Records from a collection:
☆ ☆ ☆
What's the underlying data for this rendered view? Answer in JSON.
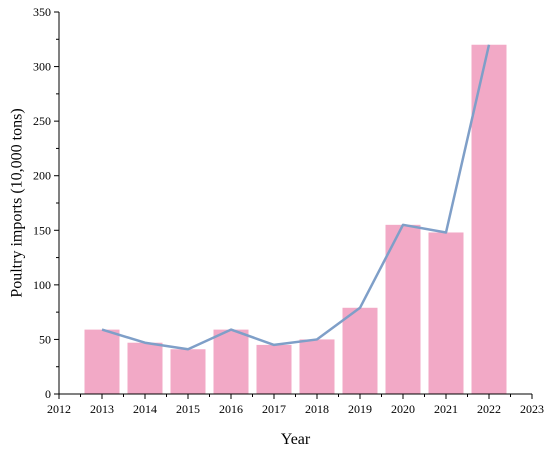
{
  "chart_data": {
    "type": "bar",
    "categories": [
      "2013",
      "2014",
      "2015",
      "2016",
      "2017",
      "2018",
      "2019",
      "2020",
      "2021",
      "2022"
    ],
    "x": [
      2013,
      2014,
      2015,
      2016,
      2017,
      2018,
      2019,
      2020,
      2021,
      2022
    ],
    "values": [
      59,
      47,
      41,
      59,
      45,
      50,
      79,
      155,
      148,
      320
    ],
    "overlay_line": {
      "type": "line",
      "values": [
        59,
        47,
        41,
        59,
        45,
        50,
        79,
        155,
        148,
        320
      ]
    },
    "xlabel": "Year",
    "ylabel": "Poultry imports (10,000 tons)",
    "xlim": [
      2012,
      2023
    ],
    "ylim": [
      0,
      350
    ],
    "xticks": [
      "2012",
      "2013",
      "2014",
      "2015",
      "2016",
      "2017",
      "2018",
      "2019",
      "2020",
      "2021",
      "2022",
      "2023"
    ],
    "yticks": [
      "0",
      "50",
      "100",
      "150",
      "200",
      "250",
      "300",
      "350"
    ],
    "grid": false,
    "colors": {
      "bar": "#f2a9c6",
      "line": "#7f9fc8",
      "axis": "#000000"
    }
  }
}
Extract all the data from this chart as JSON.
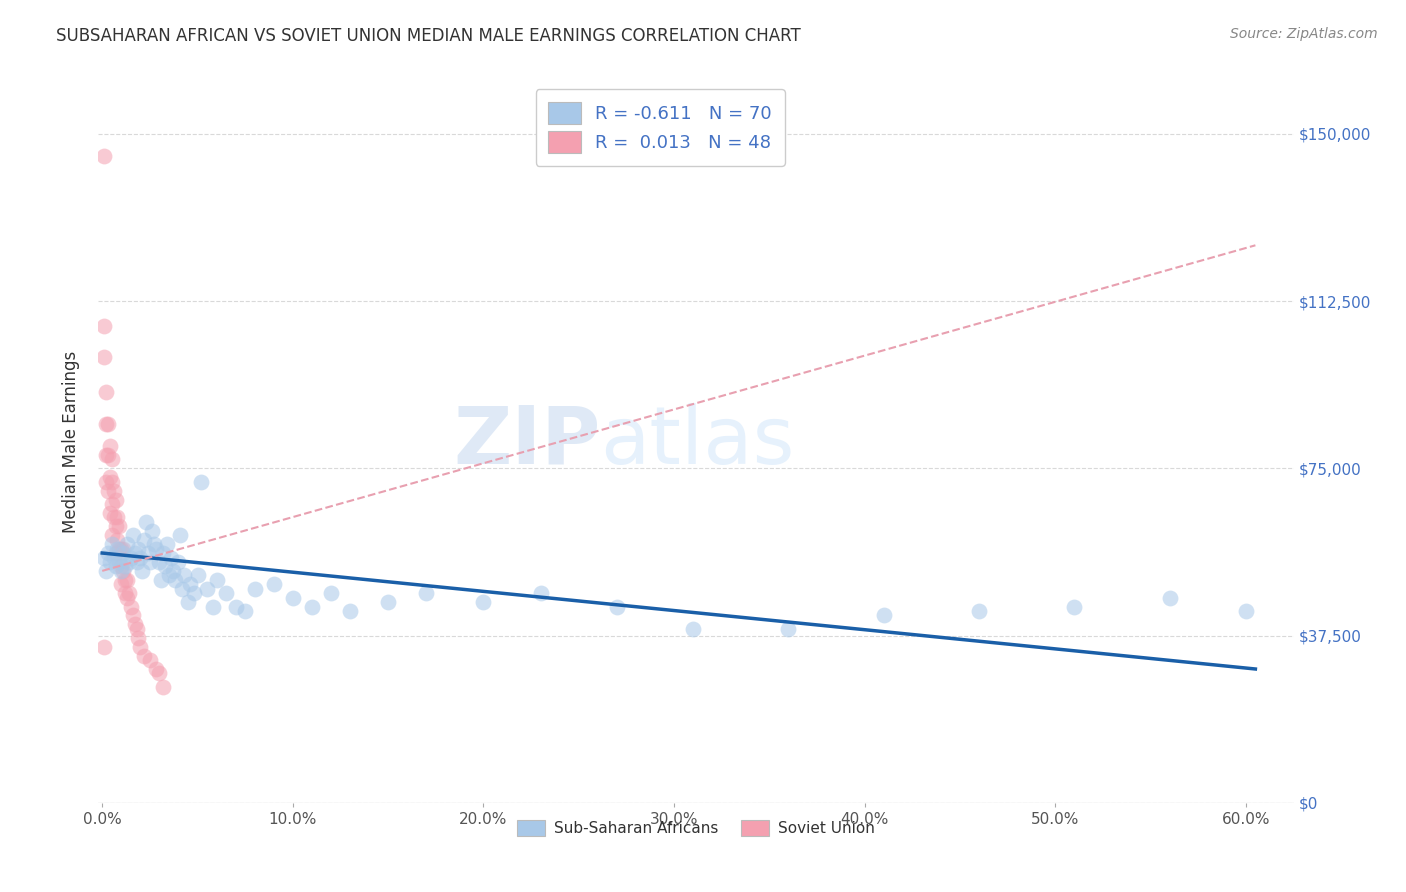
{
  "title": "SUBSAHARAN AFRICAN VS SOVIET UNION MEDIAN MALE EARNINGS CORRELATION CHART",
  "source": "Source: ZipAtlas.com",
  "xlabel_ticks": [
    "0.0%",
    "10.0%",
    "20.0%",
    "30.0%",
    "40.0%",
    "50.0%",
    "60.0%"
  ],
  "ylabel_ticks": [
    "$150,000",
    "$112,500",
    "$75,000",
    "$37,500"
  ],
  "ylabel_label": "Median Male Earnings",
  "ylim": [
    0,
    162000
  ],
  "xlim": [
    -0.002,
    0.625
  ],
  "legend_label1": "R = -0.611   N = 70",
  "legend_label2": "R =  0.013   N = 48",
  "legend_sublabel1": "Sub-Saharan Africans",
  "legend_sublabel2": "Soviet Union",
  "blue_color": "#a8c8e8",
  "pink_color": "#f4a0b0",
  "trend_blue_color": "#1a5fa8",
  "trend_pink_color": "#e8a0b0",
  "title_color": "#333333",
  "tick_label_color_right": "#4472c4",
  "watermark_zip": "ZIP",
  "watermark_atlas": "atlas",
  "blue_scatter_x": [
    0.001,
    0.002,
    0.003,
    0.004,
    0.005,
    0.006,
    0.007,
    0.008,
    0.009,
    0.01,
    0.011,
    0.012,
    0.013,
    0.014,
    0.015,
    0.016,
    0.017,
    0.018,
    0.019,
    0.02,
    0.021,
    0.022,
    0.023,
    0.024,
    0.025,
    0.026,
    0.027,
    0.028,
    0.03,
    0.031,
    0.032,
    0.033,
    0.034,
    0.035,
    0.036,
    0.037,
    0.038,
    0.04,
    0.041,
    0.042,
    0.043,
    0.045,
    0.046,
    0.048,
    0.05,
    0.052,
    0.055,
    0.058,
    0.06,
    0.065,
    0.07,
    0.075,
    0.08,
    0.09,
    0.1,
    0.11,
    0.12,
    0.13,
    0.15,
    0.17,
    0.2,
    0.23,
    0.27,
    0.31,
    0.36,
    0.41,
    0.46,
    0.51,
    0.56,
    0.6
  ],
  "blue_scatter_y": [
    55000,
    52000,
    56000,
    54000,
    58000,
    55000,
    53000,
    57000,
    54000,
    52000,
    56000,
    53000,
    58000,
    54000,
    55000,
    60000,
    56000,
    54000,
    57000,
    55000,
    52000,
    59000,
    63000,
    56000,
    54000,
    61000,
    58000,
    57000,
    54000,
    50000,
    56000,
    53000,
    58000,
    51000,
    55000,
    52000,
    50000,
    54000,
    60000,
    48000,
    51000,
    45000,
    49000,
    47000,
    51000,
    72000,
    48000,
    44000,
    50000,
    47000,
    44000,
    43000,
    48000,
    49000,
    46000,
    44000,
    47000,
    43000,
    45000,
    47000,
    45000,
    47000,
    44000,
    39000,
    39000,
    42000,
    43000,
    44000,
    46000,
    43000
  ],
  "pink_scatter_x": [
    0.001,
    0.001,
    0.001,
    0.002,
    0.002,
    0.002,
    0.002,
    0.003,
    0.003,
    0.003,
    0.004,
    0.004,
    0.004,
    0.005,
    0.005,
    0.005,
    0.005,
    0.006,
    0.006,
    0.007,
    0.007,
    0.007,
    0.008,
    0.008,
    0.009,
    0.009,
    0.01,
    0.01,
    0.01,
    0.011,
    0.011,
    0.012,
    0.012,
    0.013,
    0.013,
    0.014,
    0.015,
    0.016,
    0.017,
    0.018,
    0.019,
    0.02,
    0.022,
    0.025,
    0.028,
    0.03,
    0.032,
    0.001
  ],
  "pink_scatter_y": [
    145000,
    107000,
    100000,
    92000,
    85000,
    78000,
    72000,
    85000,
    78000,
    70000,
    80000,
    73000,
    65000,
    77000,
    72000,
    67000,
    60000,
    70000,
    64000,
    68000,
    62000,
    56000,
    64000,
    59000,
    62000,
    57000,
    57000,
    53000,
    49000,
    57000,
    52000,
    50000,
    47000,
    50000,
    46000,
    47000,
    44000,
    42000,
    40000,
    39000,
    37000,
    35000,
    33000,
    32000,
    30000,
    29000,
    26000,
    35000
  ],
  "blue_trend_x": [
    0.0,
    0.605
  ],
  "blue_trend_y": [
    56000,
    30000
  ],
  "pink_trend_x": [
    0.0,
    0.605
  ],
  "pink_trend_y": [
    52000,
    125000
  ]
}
☆ ☆ ☆
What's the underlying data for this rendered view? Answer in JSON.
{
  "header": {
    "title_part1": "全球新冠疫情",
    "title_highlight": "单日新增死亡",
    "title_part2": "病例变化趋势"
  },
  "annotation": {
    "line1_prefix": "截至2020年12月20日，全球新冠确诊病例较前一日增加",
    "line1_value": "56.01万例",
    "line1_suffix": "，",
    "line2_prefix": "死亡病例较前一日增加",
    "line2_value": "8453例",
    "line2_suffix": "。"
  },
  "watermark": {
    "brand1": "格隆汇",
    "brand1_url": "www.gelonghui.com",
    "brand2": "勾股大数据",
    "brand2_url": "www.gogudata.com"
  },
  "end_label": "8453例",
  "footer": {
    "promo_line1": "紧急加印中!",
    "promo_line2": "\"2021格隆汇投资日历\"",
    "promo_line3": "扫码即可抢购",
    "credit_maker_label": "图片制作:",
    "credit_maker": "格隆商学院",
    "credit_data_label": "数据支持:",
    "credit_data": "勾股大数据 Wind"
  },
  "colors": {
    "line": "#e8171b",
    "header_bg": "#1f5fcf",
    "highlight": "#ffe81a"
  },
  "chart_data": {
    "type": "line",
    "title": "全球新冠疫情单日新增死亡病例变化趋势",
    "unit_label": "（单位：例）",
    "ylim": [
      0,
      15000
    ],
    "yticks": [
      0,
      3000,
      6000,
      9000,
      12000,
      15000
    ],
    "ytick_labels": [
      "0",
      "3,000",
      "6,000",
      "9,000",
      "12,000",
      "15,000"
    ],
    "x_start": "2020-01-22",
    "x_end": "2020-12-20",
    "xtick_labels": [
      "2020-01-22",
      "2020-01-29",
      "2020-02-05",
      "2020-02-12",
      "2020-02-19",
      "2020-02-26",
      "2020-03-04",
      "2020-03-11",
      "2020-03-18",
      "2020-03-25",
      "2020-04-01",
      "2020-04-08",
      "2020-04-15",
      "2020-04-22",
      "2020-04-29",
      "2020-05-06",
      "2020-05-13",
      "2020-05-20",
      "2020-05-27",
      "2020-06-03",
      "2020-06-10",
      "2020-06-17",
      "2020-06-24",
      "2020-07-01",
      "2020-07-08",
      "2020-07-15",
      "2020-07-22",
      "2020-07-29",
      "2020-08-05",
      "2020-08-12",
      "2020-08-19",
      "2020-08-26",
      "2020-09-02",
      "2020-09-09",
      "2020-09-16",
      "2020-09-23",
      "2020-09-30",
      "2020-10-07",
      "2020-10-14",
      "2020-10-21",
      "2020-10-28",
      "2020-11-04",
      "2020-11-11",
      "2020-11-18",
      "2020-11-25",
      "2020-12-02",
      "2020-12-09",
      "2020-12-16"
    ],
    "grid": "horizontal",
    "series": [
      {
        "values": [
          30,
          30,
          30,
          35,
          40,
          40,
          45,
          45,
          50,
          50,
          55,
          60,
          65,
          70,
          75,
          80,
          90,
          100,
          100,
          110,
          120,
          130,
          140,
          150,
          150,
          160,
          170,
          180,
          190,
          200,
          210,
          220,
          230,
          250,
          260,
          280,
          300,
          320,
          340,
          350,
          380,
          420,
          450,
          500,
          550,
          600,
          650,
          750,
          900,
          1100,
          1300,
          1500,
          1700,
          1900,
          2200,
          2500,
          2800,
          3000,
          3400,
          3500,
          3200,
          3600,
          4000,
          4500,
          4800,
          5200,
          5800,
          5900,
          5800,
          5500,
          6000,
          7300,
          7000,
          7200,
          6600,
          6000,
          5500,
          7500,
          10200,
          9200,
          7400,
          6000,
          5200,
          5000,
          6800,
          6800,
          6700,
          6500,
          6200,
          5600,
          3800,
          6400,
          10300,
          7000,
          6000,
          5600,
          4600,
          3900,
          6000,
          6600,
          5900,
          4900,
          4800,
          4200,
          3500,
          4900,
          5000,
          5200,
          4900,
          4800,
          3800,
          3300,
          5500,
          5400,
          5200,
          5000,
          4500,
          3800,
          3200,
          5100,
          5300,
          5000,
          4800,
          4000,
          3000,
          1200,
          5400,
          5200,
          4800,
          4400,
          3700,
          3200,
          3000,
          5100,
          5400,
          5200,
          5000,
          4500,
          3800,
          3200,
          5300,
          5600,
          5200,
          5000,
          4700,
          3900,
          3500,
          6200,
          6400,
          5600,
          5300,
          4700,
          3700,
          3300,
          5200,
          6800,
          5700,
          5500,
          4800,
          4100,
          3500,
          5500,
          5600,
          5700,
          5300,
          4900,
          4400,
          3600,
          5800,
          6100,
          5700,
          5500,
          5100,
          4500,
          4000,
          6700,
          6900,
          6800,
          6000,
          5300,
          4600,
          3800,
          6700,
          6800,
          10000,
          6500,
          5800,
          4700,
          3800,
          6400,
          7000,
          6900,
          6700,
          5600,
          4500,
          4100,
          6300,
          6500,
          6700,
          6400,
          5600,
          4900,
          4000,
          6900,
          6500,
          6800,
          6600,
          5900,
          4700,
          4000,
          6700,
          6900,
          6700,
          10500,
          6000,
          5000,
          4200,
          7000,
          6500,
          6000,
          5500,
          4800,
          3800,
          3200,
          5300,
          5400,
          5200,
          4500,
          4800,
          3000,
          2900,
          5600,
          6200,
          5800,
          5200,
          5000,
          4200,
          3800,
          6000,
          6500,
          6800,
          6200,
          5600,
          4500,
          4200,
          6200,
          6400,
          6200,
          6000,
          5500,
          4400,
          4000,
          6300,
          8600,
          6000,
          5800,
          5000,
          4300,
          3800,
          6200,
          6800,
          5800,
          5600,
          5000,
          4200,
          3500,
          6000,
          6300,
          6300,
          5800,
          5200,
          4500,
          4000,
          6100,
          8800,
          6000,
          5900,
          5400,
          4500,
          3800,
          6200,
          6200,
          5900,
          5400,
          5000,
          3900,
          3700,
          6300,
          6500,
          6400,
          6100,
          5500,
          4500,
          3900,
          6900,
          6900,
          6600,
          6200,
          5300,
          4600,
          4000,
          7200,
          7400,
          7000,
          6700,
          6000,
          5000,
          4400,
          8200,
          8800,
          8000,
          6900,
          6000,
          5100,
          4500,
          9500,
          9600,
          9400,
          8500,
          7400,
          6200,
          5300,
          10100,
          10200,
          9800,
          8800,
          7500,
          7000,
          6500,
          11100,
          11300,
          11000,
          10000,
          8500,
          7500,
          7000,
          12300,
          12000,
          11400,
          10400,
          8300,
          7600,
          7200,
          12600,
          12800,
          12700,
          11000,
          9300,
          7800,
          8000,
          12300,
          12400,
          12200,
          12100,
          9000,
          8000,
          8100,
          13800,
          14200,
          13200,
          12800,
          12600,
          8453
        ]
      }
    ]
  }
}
☆ ☆ ☆
__The request__
State how many lines of the listing above include the word "勾股大数据". Give nothing but the number.

__Result below__
2